## Stated exercise
Pick out each line containing the string "Campos" and copy it.
== Listing ==
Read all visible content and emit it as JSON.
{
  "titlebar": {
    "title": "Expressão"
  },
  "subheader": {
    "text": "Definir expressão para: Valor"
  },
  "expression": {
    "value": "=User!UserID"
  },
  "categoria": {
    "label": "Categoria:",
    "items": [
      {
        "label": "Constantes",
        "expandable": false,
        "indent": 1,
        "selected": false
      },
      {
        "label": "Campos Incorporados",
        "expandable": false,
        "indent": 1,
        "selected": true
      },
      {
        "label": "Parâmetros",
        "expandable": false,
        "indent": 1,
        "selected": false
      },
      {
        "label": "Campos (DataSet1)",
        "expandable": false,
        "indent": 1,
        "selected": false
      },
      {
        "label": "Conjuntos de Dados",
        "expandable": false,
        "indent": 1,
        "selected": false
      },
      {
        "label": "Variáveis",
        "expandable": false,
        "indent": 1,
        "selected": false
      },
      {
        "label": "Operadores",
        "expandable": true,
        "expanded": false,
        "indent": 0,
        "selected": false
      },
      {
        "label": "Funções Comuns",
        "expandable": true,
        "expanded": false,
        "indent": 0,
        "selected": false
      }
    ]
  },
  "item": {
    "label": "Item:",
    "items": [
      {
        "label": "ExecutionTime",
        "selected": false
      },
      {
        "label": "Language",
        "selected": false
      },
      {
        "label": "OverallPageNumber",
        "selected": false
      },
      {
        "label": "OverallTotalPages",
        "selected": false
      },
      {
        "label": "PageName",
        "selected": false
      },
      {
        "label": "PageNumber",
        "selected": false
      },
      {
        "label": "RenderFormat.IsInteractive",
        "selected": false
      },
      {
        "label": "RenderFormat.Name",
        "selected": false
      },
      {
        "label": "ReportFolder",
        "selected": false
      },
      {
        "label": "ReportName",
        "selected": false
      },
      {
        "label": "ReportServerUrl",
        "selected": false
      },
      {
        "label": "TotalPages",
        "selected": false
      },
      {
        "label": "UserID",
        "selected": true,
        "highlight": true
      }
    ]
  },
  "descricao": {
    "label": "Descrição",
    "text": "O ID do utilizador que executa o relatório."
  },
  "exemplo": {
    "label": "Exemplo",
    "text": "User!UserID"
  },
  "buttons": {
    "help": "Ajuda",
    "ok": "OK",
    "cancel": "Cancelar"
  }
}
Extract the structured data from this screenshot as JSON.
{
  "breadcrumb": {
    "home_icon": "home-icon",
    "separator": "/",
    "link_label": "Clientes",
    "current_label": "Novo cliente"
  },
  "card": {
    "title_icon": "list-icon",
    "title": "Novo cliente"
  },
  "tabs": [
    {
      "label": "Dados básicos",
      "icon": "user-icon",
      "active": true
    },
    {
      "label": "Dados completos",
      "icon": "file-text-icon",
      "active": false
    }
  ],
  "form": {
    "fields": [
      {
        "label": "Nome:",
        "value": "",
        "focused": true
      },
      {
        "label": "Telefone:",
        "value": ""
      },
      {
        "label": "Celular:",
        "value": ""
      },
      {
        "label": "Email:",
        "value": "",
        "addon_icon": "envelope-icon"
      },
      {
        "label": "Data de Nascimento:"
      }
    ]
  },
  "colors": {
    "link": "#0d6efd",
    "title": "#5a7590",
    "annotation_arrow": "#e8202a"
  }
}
===
## Solution for this problem
        "label": "Campos Incorporados",
        "label": "Campos (DataSet1)",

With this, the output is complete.